Your task
Copy every line of the material below word for word.

======== Extracted information ========

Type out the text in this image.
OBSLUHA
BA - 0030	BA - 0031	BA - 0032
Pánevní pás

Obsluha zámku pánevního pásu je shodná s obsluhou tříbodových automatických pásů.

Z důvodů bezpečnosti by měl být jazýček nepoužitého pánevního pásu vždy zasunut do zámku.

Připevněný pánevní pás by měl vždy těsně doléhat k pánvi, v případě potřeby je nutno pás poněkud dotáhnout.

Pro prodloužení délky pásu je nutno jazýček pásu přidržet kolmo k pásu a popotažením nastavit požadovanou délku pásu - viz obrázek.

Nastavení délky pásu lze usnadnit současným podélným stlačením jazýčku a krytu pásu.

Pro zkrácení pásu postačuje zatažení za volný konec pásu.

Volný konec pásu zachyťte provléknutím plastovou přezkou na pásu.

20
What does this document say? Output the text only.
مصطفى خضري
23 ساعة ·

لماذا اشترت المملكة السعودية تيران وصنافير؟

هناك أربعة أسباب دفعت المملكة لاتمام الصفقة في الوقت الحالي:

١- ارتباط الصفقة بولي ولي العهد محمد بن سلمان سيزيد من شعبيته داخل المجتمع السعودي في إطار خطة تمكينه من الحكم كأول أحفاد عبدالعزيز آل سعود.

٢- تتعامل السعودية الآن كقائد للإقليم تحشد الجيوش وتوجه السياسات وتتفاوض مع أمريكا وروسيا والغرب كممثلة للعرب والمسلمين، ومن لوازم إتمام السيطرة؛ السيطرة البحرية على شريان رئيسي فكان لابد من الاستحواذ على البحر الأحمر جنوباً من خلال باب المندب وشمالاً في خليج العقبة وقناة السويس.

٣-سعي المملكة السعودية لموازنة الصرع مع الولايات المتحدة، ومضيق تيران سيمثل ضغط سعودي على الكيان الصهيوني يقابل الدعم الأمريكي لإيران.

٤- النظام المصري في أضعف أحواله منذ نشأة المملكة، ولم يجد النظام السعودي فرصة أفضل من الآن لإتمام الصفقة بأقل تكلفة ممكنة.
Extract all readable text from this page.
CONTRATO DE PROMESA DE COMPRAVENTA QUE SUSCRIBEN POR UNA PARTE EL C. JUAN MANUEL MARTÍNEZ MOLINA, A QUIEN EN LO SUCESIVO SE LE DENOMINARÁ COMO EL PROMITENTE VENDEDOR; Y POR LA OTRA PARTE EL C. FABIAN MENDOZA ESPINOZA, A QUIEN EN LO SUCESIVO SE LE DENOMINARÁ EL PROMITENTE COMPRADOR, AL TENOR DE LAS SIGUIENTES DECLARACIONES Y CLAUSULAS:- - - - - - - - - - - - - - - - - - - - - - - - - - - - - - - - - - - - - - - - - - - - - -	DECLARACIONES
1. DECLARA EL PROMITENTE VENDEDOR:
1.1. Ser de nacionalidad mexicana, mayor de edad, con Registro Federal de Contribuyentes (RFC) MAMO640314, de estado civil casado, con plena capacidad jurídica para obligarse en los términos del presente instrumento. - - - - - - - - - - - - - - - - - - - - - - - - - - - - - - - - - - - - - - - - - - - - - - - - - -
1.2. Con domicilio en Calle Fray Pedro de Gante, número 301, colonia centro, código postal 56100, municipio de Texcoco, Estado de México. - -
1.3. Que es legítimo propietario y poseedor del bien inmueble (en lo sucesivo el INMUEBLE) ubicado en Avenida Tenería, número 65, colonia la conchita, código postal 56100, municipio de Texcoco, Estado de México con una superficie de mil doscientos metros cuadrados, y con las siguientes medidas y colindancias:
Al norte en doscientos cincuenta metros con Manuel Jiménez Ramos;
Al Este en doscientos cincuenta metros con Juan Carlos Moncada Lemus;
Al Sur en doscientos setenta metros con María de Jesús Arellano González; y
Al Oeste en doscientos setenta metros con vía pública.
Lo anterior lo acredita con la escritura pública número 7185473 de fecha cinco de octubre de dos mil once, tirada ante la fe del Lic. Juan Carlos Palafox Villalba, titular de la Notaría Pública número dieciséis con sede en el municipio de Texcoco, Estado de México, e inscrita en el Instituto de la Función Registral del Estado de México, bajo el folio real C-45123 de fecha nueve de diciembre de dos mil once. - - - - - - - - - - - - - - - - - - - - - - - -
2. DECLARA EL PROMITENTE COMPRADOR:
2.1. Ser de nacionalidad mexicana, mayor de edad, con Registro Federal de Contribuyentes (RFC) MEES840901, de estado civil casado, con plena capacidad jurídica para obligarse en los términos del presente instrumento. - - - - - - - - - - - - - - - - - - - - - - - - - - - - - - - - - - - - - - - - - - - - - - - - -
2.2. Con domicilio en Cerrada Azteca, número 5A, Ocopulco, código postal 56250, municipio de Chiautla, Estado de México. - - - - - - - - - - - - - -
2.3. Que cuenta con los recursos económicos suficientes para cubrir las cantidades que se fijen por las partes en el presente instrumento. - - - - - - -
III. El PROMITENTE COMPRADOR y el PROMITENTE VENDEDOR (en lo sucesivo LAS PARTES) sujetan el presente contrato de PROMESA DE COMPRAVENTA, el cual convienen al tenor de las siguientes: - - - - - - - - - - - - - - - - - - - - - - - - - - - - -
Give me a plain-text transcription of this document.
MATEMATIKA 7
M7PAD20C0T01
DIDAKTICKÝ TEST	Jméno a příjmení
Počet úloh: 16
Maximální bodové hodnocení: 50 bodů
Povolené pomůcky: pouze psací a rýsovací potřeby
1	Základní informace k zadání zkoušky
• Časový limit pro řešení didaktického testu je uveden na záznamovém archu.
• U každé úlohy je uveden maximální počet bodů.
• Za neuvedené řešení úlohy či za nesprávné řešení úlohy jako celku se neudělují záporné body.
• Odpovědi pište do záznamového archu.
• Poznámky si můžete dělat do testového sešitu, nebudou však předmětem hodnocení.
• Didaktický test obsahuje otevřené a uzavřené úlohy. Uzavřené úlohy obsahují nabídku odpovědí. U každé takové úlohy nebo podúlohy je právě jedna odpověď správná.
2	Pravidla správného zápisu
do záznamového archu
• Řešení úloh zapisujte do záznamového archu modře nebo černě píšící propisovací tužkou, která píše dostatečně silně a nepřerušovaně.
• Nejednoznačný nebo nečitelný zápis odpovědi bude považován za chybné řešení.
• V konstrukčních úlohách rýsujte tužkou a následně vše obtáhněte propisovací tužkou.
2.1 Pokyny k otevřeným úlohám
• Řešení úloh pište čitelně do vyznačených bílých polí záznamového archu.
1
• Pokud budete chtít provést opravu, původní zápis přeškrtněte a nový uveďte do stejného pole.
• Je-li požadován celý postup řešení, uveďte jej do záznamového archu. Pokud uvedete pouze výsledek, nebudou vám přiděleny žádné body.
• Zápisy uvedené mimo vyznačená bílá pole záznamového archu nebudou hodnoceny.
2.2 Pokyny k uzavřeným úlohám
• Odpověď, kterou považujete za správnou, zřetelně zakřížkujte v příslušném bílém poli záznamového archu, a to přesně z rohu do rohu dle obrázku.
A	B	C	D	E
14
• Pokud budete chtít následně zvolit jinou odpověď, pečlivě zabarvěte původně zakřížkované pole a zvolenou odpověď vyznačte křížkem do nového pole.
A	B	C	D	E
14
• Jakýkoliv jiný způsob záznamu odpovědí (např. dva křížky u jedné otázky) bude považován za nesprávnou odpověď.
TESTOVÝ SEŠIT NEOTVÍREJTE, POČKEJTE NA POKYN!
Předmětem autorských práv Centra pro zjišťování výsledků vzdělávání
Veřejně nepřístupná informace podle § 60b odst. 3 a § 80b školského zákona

========

Complete answer
Type out the text in this image.
OBSLUHA
BA - 0030	BA - 0031	BA - 0032
Pánevní pás

Obsluha zámku pánevního pásu je shodná s obsluhou tříbodových automatických pásů.

Z důvodů bezpečnosti by měl být jazýček nepoužitého pánevního pásu vždy zasunut do zámku.

Připevněný pánevní pás by měl vždy těsně doléhat k pánvi, v případě potřeby je nutno pás poněkud dotáhnout.

Pro prodloužení délky pásu je nutno jazýček pásu přidržet kolmo k pásu a popotažením nastavit požadovanou délku pásu - viz obrázek.

Nastavení délky pásu lze usnadnit současným podélným stlačením jazýčku a krytu pásu.

Pro zkrácení pásu postačuje zatažení za volný konec pásu.

Volný konec pásu zachyťte provléknutím plastovou přezkou na pásu.

20
What does this document say? Output the text only.
مصطفى خضري
23 ساعة ·

لماذا اشترت المملكة السعودية تيران وصنافير؟

هناك أربعة أسباب دفعت المملكة لاتمام الصفقة في الوقت الحالي:

١- ارتباط الصفقة بولي ولي العهد محمد بن سلمان سيزيد من شعبيته داخل المجتمع السعودي في إطار خطة تمكينه من الحكم كأول أحفاد عبدالعزيز آل سعود.

٢- تتعامل السعودية الآن كقائد للإقليم تحشد الجيوش وتوجه السياسات وتتفاوض مع أمريكا وروسيا والغرب كممثلة للعرب والمسلمين، ومن لوازم إتمام السيطرة؛ السيطرة البحرية على شريان رئيسي فكان لابد من الاستحواذ على البحر الأحمر جنوباً من خلال باب المندب وشمالاً في خليج العقبة وقناة السويس.

٣-سعي المملكة السعودية لموازنة الصرع مع الولايات المتحدة، ومضيق تيران سيمثل ضغط سعودي على الكيان الصهيوني يقابل الدعم الأمريكي لإيران.

٤- النظام المصري في أضعف أحواله منذ نشأة المملكة، ولم يجد النظام السعودي فرصة أفضل من الآن لإتمام الصفقة بأقل تكلفة ممكنة.
Extract all readable text from this page.
CONTRATO DE PROMESA DE COMPRAVENTA QUE SUSCRIBEN POR UNA PARTE EL C. JUAN MANUEL MARTÍNEZ MOLINA, A QUIEN EN LO SUCESIVO SE LE DENOMINARÁ COMO EL PROMITENTE VENDEDOR; Y POR LA OTRA PARTE EL C. FABIAN MENDOZA ESPINOZA, A QUIEN EN LO SUCESIVO SE LE DENOMINARÁ EL PROMITENTE COMPRADOR, AL TENOR DE LAS SIGUIENTES DECLARACIONES Y CLAUSULAS:- - - - - - - - - - - - - - - - - - - - - - - - - - - - - - - - - - - - - - - - - - - - - -	DECLARACIONES
1. DECLARA EL PROMITENTE VENDEDOR:
1.1. Ser de nacionalidad mexicana, mayor de edad, con Registro Federal de Contribuyentes (RFC) MAMO640314, de estado civil casado, con plena capacidad jurídica para obligarse en los términos del presente instrumento. - - - - - - - - - - - - - - - - - - - - - - - - - - - - - - - - - - - - - - - - - - - - - - - - - -
1.2. Con domicilio en Calle Fray Pedro de Gante, número 301, colonia centro, código postal 56100, municipio de Texcoco, Estado de México. - -
1.3. Que es legítimo propietario y poseedor del bien inmueble (en lo sucesivo el INMUEBLE) ubicado en Avenida Tenería, número 65, colonia la conchita, código postal 56100, municipio de Texcoco, Estado de México con una superficie de mil doscientos metros cuadrados, y con las siguientes medidas y colindancias:
Al norte en doscientos cincuenta metros con Manuel Jiménez Ramos;
Al Este en doscientos cincuenta metros con Juan Carlos Moncada Lemus;
Al Sur en doscientos setenta metros con María de Jesús Arellano González; y
Al Oeste en doscientos setenta metros con vía pública.
Lo anterior lo acredita con la escritura pública número 7185473 de fecha cinco de octubre de dos mil once, tirada ante la fe del Lic. Juan Carlos Palafox Villalba, titular de la Notaría Pública número dieciséis con sede en el municipio de Texcoco, Estado de México, e inscrita en el Instituto de la Función Registral del Estado de México, bajo el folio real C-45123 de fecha nueve de diciembre de dos mil once. - - - - - - - - - - - - - - - - - - - - - - - -
2. DECLARA EL PROMITENTE COMPRADOR:
2.1. Ser de nacionalidad mexicana, mayor de edad, con Registro Federal de Contribuyentes (RFC) MEES840901, de estado civil casado, con plena capacidad jurídica para obligarse en los términos del presente instrumento. - - - - - - - - - - - - - - - - - - - - - - - - - - - - - - - - - - - - - - - - - - - - - - - - -
2.2. Con domicilio en Cerrada Azteca, número 5A, Ocopulco, código postal 56250, municipio de Chiautla, Estado de México. - - - - - - - - - - - - - -
2.3. Que cuenta con los recursos económicos suficientes para cubrir las cantidades que se fijen por las partes en el presente instrumento. - - - - - - -
III. El PROMITENTE COMPRADOR y el PROMITENTE VENDEDOR (en lo sucesivo LAS PARTES) sujetan el presente contrato de PROMESA DE COMPRAVENTA, el cual convienen al tenor de las siguientes: - - - - - - - - - - - - - - - - - - - - - - - - - - - - -
Give me a plain-text transcription of this document.
MATEMATIKA 7
M7PAD20C0T01
DIDAKTICKÝ TEST	Jméno a příjmení
Počet úloh: 16
Maximální bodové hodnocení: 50 bodů
Povolené pomůcky: pouze psací a rýsovací potřeby
1	Základní informace k zadání zkoušky
• Časový limit pro řešení didaktického testu je uveden na záznamovém archu.
• U každé úlohy je uveden maximální počet bodů.
• Za neuvedené řešení úlohy či za nesprávné řešení úlohy jako celku se neudělují záporné body.
• Odpovědi pište do záznamového archu.
• Poznámky si můžete dělat do testového sešitu, nebudou však předmětem hodnocení.
• Didaktický test obsahuje otevřené a uzavřené úlohy. Uzavřené úlohy obsahují nabídku odpovědí. U každé takové úlohy nebo podúlohy je právě jedna odpověď správná.
2	Pravidla správného zápisu
do záznamového archu
• Řešení úloh zapisujte do záznamového archu modře nebo černě píšící propisovací tužkou, která píše dostatečně silně a nepřerušovaně.
• Nejednoznačný nebo nečitelný zápis odpovědi bude považován za chybné řešení.
• V konstrukčních úlohách rýsujte tužkou a následně vše obtáhněte propisovací tužkou.
2.1 Pokyny k otevřeným úlohám
• Řešení úloh pište čitelně do vyznačených bílých polí záznamového archu.
1
• Pokud budete chtít provést opravu, původní zápis přeškrtněte a nový uveďte do stejného pole.
• Je-li požadován celý postup řešení, uveďte jej do záznamového archu. Pokud uvedete pouze výsledek, nebudou vám přiděleny žádné body.
• Zápisy uvedené mimo vyznačená bílá pole záznamového archu nebudou hodnoceny.
2.2 Pokyny k uzavřeným úlohám
• Odpověď, kterou považujete za správnou, zřetelně zakřížkujte v příslušném bílém poli záznamového archu, a to přesně z rohu do rohu dle obrázku.
A	B	C	D	E
14
• Pokud budete chtít následně zvolit jinou odpověď, pečlivě zabarvěte původně zakřížkované pole a zvolenou odpověď vyznačte křížkem do nového pole.
A	B	C	D	E
14
• Jakýkoliv jiný způsob záznamu odpovědí (např. dva křížky u jedné otázky) bude považován za nesprávnou odpověď.
TESTOVÝ SEŠIT NEOTVÍREJTE, POČKEJTE NA POKYN!
Předmětem autorských práv Centra pro zjišťování výsledků vzdělávání
Veřejně nepřístupná informace podle § 60b odst. 3 a § 80b školského zákona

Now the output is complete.